*TASK BRIEF*:
Where a line holds the string "Dương", return that line.
>> begin
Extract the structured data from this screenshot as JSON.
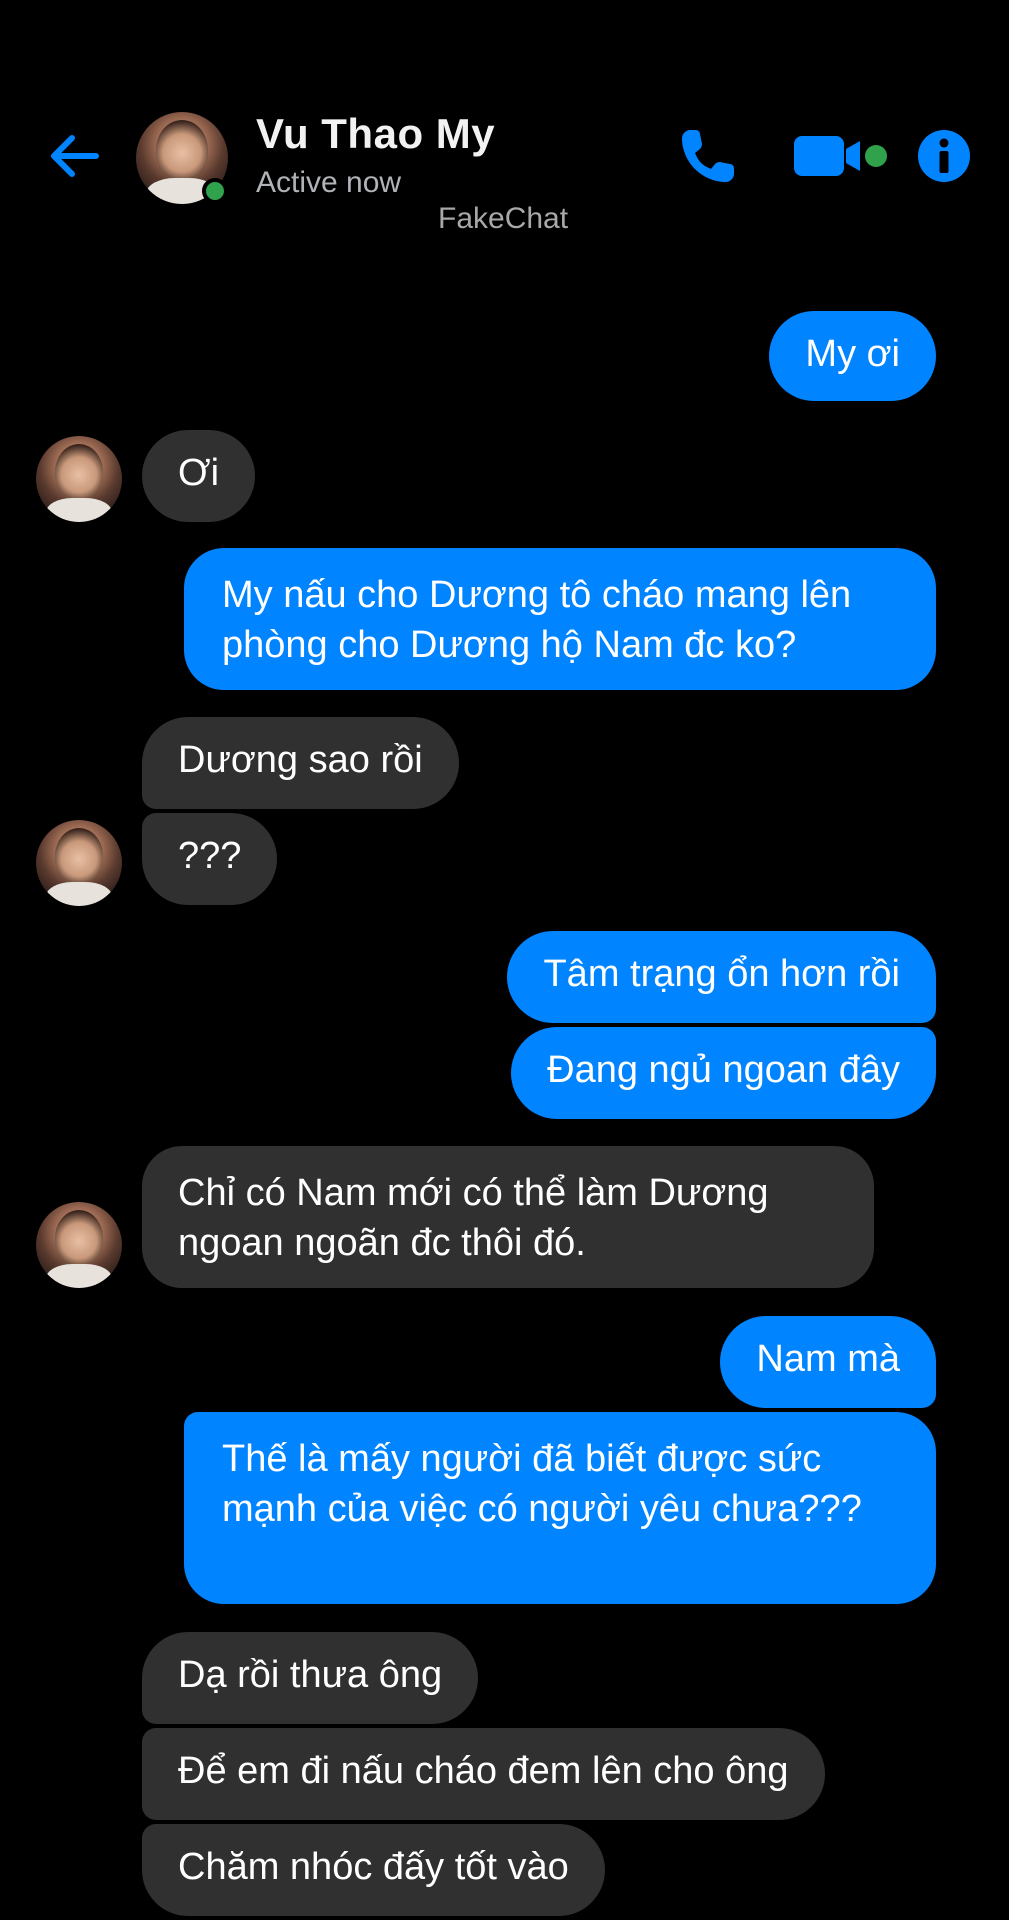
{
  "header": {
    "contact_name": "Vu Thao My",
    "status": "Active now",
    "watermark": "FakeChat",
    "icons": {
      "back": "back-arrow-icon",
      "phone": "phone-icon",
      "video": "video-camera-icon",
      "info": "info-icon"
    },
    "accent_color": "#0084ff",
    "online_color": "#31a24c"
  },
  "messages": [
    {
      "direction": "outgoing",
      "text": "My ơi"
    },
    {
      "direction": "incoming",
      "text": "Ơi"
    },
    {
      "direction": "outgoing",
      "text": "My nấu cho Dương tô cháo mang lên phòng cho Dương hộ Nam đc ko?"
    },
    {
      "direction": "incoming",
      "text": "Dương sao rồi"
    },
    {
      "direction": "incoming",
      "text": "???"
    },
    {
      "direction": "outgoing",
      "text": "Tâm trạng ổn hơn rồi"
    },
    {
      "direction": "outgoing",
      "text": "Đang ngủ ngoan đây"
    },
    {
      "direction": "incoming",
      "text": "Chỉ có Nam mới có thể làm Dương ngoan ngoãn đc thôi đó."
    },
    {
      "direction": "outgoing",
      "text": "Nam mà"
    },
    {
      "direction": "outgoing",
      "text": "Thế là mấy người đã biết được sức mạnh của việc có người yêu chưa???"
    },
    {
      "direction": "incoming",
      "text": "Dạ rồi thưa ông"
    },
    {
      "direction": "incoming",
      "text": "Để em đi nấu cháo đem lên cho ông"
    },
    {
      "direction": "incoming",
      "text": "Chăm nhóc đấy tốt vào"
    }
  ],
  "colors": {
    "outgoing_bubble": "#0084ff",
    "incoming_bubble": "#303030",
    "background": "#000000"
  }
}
>> end
*OUTPUT FOR THIS TASK*:
      "text": "My nấu cho Dương tô cháo mang lên phòng cho Dương hộ Nam đc ko?"
      "text": "Dương sao rồi"
      "text": "Chỉ có Nam mới có thể làm Dương ngoan ngoãn đc thôi đó."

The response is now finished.